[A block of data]
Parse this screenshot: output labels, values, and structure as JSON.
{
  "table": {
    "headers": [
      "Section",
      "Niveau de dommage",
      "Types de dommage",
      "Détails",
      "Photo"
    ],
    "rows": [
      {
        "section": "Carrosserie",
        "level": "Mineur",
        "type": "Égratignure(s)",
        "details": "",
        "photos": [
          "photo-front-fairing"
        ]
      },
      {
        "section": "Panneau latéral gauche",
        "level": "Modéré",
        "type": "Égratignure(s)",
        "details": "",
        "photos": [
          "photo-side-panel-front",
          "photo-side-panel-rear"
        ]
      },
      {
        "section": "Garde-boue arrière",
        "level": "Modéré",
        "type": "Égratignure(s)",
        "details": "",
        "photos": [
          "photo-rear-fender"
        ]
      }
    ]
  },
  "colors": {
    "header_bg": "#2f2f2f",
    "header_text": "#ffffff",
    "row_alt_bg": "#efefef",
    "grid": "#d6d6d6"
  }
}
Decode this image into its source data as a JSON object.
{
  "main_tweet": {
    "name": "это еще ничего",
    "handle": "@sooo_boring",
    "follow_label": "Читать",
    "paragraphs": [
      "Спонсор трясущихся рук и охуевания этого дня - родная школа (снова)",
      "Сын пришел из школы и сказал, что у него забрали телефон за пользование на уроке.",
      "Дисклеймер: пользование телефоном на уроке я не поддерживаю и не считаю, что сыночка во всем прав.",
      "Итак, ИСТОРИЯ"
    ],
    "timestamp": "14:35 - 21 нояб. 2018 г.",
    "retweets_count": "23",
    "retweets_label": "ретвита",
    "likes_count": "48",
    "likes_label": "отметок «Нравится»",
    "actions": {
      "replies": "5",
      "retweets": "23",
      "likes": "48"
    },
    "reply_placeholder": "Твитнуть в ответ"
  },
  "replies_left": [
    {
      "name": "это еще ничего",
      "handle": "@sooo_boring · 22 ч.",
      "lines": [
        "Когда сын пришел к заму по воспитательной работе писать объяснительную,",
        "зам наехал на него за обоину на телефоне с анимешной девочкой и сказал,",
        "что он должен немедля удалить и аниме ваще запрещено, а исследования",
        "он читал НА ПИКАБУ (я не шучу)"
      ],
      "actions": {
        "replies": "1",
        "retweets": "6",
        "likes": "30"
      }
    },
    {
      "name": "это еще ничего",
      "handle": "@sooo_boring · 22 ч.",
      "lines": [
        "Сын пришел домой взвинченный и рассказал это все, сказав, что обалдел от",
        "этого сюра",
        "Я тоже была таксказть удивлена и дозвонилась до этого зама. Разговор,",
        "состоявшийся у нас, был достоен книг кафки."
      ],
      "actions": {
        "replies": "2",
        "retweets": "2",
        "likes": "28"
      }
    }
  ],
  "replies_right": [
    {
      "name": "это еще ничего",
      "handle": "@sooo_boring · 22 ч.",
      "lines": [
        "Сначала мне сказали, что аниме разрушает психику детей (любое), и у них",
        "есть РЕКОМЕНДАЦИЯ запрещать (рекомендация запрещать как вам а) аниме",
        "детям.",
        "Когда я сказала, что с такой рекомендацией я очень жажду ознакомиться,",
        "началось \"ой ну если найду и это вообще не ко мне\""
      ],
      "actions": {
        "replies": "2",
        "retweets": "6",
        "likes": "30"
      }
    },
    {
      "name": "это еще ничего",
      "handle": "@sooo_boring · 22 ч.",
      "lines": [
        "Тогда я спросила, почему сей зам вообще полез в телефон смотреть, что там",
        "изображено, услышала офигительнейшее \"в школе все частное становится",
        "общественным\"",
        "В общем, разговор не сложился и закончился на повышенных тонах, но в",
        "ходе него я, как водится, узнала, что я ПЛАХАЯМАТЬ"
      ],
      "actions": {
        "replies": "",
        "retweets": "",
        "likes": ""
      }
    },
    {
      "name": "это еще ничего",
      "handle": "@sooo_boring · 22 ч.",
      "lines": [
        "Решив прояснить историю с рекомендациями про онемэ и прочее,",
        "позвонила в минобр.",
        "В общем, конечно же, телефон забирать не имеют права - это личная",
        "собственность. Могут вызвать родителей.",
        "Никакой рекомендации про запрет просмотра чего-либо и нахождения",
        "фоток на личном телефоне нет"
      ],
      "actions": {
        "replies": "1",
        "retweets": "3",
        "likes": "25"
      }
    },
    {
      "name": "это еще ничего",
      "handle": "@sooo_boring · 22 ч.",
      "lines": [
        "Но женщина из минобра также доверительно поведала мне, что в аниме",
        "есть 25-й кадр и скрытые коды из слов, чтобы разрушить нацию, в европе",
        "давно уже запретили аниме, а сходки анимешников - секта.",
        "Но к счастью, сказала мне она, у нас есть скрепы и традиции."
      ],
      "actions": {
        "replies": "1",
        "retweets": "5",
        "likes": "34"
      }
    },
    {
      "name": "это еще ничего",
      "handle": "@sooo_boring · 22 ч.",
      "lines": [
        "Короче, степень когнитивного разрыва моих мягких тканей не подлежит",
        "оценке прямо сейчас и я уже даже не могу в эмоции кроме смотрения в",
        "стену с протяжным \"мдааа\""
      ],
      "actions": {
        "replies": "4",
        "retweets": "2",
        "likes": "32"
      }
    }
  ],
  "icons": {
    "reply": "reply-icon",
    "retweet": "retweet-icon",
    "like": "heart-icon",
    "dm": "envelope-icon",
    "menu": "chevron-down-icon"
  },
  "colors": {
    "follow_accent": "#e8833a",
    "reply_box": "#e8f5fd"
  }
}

What is needed =>
The records above are to be repeated exactly, in their entirety.

The output =>
Parse this screenshot: output labels, values, and structure as JSON.
{
  "table": {
    "headers": [
      "Section",
      "Niveau de dommage",
      "Types de dommage",
      "Détails",
      "Photo"
    ],
    "rows": [
      {
        "section": "Carrosserie",
        "level": "Mineur",
        "type": "Égratignure(s)",
        "details": "",
        "photos": [
          "photo-front-fairing"
        ]
      },
      {
        "section": "Panneau latéral gauche",
        "level": "Modéré",
        "type": "Égratignure(s)",
        "details": "",
        "photos": [
          "photo-side-panel-front",
          "photo-side-panel-rear"
        ]
      },
      {
        "section": "Garde-boue arrière",
        "level": "Modéré",
        "type": "Égratignure(s)",
        "details": "",
        "photos": [
          "photo-rear-fender"
        ]
      }
    ]
  },
  "colors": {
    "header_bg": "#2f2f2f",
    "header_text": "#ffffff",
    "row_alt_bg": "#efefef",
    "grid": "#d6d6d6"
  }
}
Decode this image into its source data as a JSON object.
{
  "main_tweet": {
    "name": "это еще ничего",
    "handle": "@sooo_boring",
    "follow_label": "Читать",
    "paragraphs": [
      "Спонсор трясущихся рук и охуевания этого дня - родная школа (снова)",
      "Сын пришел из школы и сказал, что у него забрали телефон за пользование на уроке.",
      "Дисклеймер: пользование телефоном на уроке я не поддерживаю и не считаю, что сыночка во всем прав.",
      "Итак, ИСТОРИЯ"
    ],
    "timestamp": "14:35 - 21 нояб. 2018 г.",
    "retweets_count": "23",
    "retweets_label": "ретвита",
    "likes_count": "48",
    "likes_label": "отметок «Нравится»",
    "actions": {
      "replies": "5",
      "retweets": "23",
      "likes": "48"
    },
    "reply_placeholder": "Твитнуть в ответ"
  },
  "replies_left": [
    {
      "name": "это еще ничего",
      "handle": "@sooo_boring · 22 ч.",
      "lines": [
        "Когда сын пришел к заму по воспитательной работе писать объяснительную,",
        "зам наехал на него за обоину на телефоне с анимешной девочкой и сказал,",
        "что он должен немедля удалить и аниме ваще запрещено, а исследования",
        "он читал НА ПИКАБУ (я не шучу)"
      ],
      "actions": {
        "replies": "1",
        "retweets": "6",
        "likes": "30"
      }
    },
    {
      "name": "это еще ничего",
      "handle": "@sooo_boring · 22 ч.",
      "lines": [
        "Сын пришел домой взвинченный и рассказал это все, сказав, что обалдел от",
        "этого сюра",
        "Я тоже была таксказть удивлена и дозвонилась до этого зама. Разговор,",
        "состоявшийся у нас, был достоен книг кафки."
      ],
      "actions": {
        "replies": "2",
        "retweets": "2",
        "likes": "28"
      }
    }
  ],
  "replies_right": [
    {
      "name": "это еще ничего",
      "handle": "@sooo_boring · 22 ч.",
      "lines": [
        "Сначала мне сказали, что аниме разрушает психику детей (любое), и у них",
        "есть РЕКОМЕНДАЦИЯ запрещать (рекомендация запрещать как вам а) аниме",
        "детям.",
        "Когда я сказала, что с такой рекомендацией я очень жажду ознакомиться,",
        "началось \"ой ну если найду и это вообще не ко мне\""
      ],
      "actions": {
        "replies": "2",
        "retweets": "6",
        "likes": "30"
      }
    },
    {
      "name": "это еще ничего",
      "handle": "@sooo_boring · 22 ч.",
      "lines": [
        "Тогда я спросила, почему сей зам вообще полез в телефон смотреть, что там",
        "изображено, услышала офигительнейшее \"в школе все частное становится",
        "общественным\"",
        "В общем, разговор не сложился и закончился на повышенных тонах, но в",
        "ходе него я, как водится, узнала, что я ПЛАХАЯМАТЬ"
      ],
      "actions": {
        "replies": "",
        "retweets": "",
        "likes": ""
      }
    },
    {
      "name": "это еще ничего",
      "handle": "@sooo_boring · 22 ч.",
      "lines": [
        "Решив прояснить историю с рекомендациями про онемэ и прочее,",
        "позвонила в минобр.",
        "В общем, конечно же, телефон забирать не имеют права - это личная",
        "собственность. Могут вызвать родителей.",
        "Никакой рекомендации про запрет просмотра чего-либо и нахождения",
        "фоток на личном телефоне нет"
      ],
      "actions": {
        "replies": "1",
        "retweets": "3",
        "likes": "25"
      }
    },
    {
      "name": "это еще ничего",
      "handle": "@sooo_boring · 22 ч.",
      "lines": [
        "Но женщина из минобра также доверительно поведала мне, что в аниме",
        "есть 25-й кадр и скрытые коды из слов, чтобы разрушить нацию, в европе",
        "давно уже запретили аниме, а сходки анимешников - секта.",
        "Но к счастью, сказала мне она, у нас есть скрепы и традиции."
      ],
      "actions": {
        "replies": "1",
        "retweets": "5",
        "likes": "34"
      }
    },
    {
      "name": "это еще ничего",
      "handle": "@sooo_boring · 22 ч.",
      "lines": [
        "Короче, степень когнитивного разрыва моих мягких тканей не подлежит",
        "оценке прямо сейчас и я уже даже не могу в эмоции кроме смотрения в",
        "стену с протяжным \"мдааа\""
      ],
      "actions": {
        "replies": "4",
        "retweets": "2",
        "likes": "32"
      }
    }
  ],
  "icons": {
    "reply": "reply-icon",
    "retweet": "retweet-icon",
    "like": "heart-icon",
    "dm": "envelope-icon",
    "menu": "chevron-down-icon"
  },
  "colors": {
    "follow_accent": "#e8833a",
    "reply_box": "#e8f5fd"
  }
}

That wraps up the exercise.